*COMPITI RICHIESTI*:
a) Nell'estratto sui reati ambientali in Puglia, quali aree vengono indicate come particolarmente adatte alla ricezione illecita di rifiuti?
b) Ricopia senza modifiche il passo dell'estratto sulle discariche pugliesi compreso tra "La Commissione ha acquisito" e "di notevoli dimensioni.", estremi inclusi.

La Commissione ha acquisito informazioni circa la pendenza di indagini attinenti precipuamente ai legami tra la criminalità pugliese e la criminalità organizzata delle regioni vicine.
Con riferimento ai reati ambientali cd. ordinari, i dati forniti dalla magistratura e dalle forze dell'ordine sono più che inquietanti e forniscono lo spaccato di un territorio sistematicamente violentato sia per le numerosissime discariche abusive accertate, sia per le non corretta gestione di quelle «autorizzate».
Vi sono numerose aree in Puglia, per così dire, professionalmente asservite alla ricezione illecita di rifiuti, in particolare le cave dismesse e gli ampi territori disabitati ove risulta particolarmente facile creare discariche abusive anche di notevoli dimensioni.
Ma anche con riferimento alle discariche «autorizzate» la Commissione ha avuto modo di constatare come molte siano periodicamente sequestrate dall'autorità giudiziaria in relazione a violazioni nell'attività di gestione.
Non può non darsi voce al vero e proprio grido di aiuto che talune comunità locali hanno elevato nel corso delle missioni svolte dalla Commissione in Puglia per le inaccettabili condizioni di vita in cui si
trovano a causa della presenza di discariche fortemente maleodoranti, oltre i limiti della normale tollerabilità.
È evidente che, laddove vi fosse una corretta gestione della discarica, sarebbero del tutto ingiustificabile le esalazioni denunciate.

[Dati per l'analisi dell'impaginazione dei documenti]
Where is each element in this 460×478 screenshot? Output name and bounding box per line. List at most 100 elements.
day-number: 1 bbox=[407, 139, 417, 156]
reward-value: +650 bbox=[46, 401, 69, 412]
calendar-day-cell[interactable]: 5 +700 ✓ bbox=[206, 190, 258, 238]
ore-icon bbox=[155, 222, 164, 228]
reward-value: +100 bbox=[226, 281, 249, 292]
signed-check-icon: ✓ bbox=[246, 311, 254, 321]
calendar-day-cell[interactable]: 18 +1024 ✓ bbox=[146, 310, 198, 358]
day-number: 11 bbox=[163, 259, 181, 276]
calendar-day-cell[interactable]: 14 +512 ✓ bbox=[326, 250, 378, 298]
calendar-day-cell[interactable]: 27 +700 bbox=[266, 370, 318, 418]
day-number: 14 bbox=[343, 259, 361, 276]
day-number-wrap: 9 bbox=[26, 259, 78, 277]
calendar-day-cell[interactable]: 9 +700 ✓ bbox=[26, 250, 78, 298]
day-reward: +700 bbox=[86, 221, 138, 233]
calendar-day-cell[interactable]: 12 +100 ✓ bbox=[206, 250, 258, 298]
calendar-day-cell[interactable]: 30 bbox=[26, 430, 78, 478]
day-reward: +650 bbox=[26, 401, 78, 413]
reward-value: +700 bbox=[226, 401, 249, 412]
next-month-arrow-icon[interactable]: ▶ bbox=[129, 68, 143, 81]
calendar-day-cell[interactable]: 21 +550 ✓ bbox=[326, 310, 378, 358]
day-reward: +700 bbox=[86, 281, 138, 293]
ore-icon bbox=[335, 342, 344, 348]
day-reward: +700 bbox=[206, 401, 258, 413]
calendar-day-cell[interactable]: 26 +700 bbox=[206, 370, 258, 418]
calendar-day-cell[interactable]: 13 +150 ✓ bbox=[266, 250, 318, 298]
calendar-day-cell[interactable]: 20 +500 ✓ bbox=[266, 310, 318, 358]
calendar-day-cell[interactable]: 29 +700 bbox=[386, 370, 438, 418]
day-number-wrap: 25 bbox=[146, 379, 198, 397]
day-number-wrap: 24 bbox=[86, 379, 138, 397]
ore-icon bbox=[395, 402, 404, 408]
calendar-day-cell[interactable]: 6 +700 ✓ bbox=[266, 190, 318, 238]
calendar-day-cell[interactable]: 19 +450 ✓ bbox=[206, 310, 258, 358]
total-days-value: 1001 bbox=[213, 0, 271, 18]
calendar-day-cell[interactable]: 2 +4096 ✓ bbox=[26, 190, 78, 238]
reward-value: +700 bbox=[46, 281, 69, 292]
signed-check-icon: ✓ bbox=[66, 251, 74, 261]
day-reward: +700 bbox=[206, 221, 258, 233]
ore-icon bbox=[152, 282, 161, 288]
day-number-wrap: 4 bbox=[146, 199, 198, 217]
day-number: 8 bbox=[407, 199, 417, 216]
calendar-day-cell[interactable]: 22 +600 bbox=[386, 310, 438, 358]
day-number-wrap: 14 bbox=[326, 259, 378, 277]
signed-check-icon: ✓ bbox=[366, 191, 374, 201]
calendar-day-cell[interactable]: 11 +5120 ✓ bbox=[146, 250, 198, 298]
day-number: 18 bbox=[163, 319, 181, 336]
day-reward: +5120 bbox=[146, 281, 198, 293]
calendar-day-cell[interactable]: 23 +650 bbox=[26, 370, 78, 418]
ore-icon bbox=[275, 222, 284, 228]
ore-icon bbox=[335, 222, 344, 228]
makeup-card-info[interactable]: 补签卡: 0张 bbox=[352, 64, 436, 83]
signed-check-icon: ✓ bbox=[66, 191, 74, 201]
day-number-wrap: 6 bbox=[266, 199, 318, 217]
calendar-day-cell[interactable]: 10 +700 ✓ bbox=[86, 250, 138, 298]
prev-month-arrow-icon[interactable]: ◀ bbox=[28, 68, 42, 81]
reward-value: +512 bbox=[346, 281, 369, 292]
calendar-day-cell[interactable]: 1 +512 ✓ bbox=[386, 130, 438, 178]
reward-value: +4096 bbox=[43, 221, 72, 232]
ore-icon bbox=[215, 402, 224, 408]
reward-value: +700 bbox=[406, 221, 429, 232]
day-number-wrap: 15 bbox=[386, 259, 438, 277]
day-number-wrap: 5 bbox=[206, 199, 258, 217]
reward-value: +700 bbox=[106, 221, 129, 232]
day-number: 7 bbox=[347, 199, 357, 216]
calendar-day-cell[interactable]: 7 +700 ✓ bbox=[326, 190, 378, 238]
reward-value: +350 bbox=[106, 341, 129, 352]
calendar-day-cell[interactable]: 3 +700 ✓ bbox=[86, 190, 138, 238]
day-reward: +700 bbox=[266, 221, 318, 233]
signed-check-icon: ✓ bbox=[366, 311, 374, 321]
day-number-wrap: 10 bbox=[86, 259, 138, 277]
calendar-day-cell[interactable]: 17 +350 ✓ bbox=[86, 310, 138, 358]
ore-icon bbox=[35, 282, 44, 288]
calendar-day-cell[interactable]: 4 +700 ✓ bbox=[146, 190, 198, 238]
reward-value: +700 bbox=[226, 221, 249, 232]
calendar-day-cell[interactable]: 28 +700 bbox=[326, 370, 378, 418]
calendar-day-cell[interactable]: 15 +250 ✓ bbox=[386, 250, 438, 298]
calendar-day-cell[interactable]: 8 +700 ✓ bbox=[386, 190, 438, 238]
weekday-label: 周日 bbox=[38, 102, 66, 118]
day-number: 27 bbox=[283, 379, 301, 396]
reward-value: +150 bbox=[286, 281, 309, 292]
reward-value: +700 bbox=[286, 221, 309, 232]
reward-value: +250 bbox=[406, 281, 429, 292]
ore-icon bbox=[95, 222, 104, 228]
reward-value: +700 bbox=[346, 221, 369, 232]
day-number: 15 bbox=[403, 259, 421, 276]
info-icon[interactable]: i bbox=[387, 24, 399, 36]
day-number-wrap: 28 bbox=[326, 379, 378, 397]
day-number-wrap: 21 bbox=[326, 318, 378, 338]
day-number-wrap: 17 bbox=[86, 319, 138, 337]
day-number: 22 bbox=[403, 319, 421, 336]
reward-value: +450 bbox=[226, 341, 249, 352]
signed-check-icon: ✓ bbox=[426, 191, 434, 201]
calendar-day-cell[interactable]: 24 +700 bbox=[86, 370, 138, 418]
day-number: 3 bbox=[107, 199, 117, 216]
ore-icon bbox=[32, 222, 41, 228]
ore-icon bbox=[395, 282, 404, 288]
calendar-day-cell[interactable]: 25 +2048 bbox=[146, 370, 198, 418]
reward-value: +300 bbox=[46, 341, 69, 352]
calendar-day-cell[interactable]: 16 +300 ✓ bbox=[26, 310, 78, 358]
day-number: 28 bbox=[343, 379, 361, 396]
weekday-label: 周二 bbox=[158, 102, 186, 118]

*SOLUZIONI*:
a) Le cave dismesse e gli ampi territori disabitati.

b)
La Commissione ha acquisito informazioni circa la pendenza di indagini attinenti precipuamente ai legami tra la criminalità pugliese e la criminalità organizzata delle regioni vicine.
Con riferimento ai reati ambientali cd. ordinari, i dati forniti dalla magistratura e dalle forze dell'ordine sono più che inquietanti e forniscono lo spaccato di un territorio sistematicamente violentato sia per le numerosissime discariche abusive accertate, sia per le non corretta gestione di quelle «autorizzate».
Vi sono numerose aree in Puglia, per così dire, professionalmente asservite alla ricezione illecita di rifiuti, in particolare le cave dismesse e gli ampi territori disabitati ove risulta particolarmente facile creare discariche abusive anche di notevoli dimensioni.